Material supplied:

****************

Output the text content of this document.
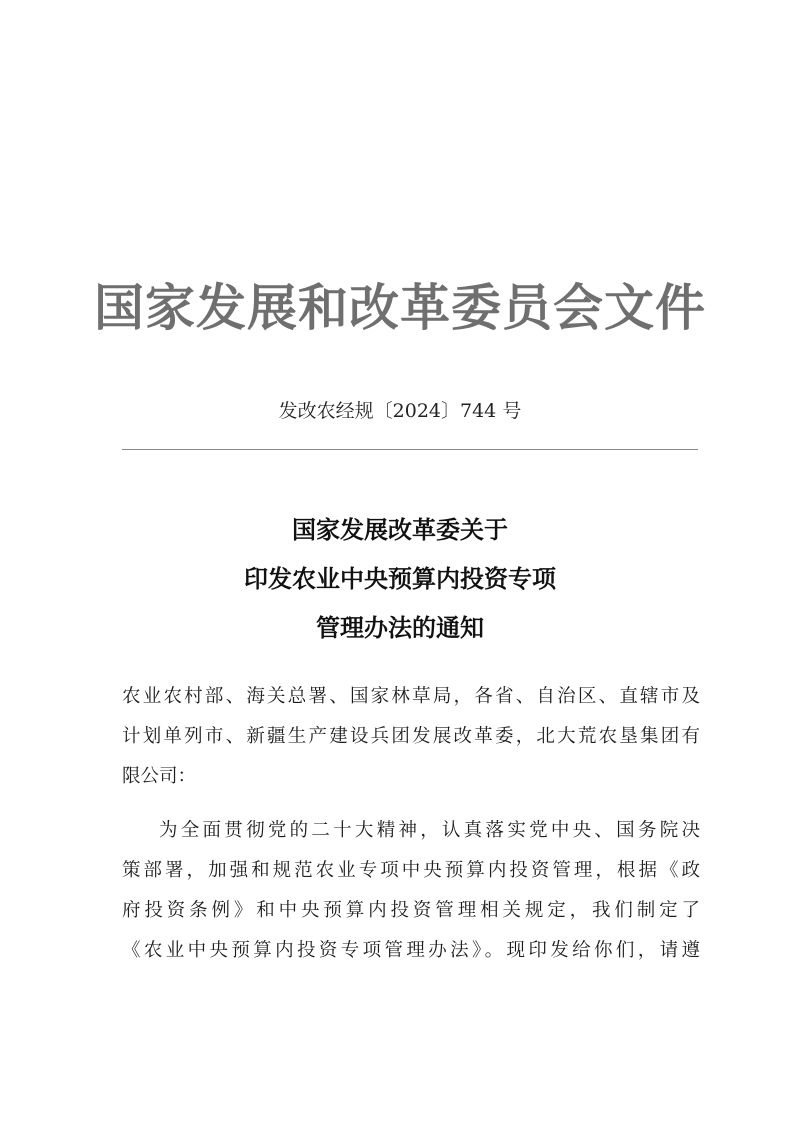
国家发展和改革委员会文件
发改农经规〔2024〕744 号
国家发展改革委关于
印发农业中央预算内投资专项
管理办法的通知
农业农村部、海关总署、国家林草局，各省、自治区、直辖市及
计划单列市、新疆生产建设兵团发展改革委，北大荒农垦集团有
限公司：
为全面贯彻党的二十大精神，认真落实党中央、国务院决
策部署，加强和规范农业专项中央预算内投资管理，根据《政
府投资条例》和中央预算内投资管理相关规定，我们制定了
《农业中央预算内投资专项管理办法》。现印发给你们，请遵
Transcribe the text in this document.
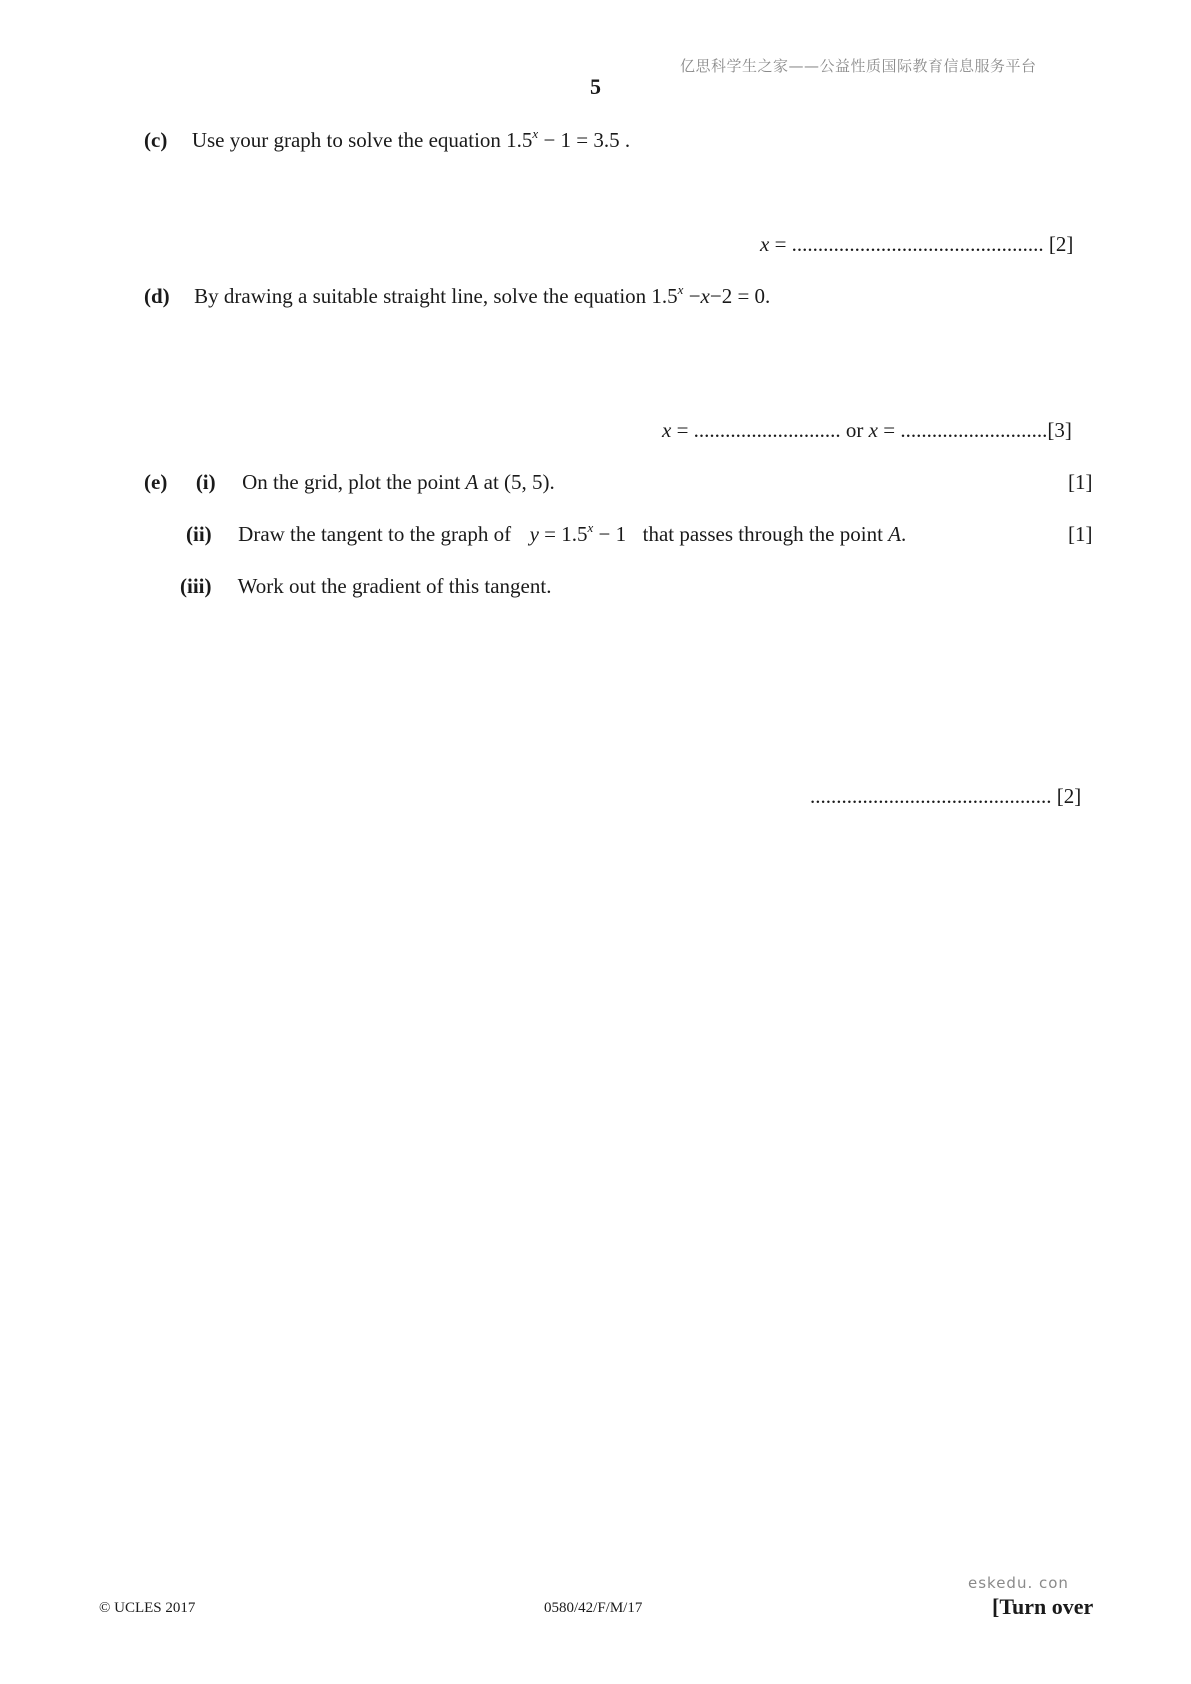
亿思科学生之家——公益性质国际教育信息服务平台
5
(c) Use your graph to solve the equation $1.5^x - 1 = 3.5$ .
x = ................................................ [2]
(d) By drawing a suitable straight line, solve the equation $1.5^x -x-2 = 0$.
x = ............................ or x = ............................[3]
(e) (i) On the grid, plot the point A at (5, 5).	[1]
(ii) Draw the tangent to the graph of $y = 1.5^x - 1$ that passes through the point A.	[1]
(iii) Work out the gradient of this tangent.
.............................................. [2]
eskedu. con
© UCLES 2017	0580/42/F/M/17	[Turn over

****************

Skip the pictures and transcribe the rest of the records exactly.

Output the text content of this document.
国家发展和改革委员会文件
发改农经规〔2024〕744 号
国家发展改革委关于
印发农业中央预算内投资专项
管理办法的通知
农业农村部、海关总署、国家林草局，各省、自治区、直辖市及
计划单列市、新疆生产建设兵团发展改革委，北大荒农垦集团有
限公司：
为全面贯彻党的二十大精神，认真落实党中央、国务院决
策部署，加强和规范农业专项中央预算内投资管理，根据《政
府投资条例》和中央预算内投资管理相关规定，我们制定了
《农业中央预算内投资专项管理办法》。现印发给你们，请遵
Transcribe the text in this document.
亿思科学生之家——公益性质国际教育信息服务平台
5
(c) Use your graph to solve the equation $1.5^x - 1 = 3.5$ .
x = ................................................ [2]
(d) By drawing a suitable straight line, solve the equation $1.5^x -x-2 = 0$.
x = ............................ or x = ............................[3]
(e) (i) On the grid, plot the point A at (5, 5).	[1]
(ii) Draw the tangent to the graph of $y = 1.5^x - 1$ that passes through the point A.	[1]
(iii) Work out the gradient of this tangent.
.............................................. [2]
eskedu. con
© UCLES 2017	0580/42/F/M/17	[Turn over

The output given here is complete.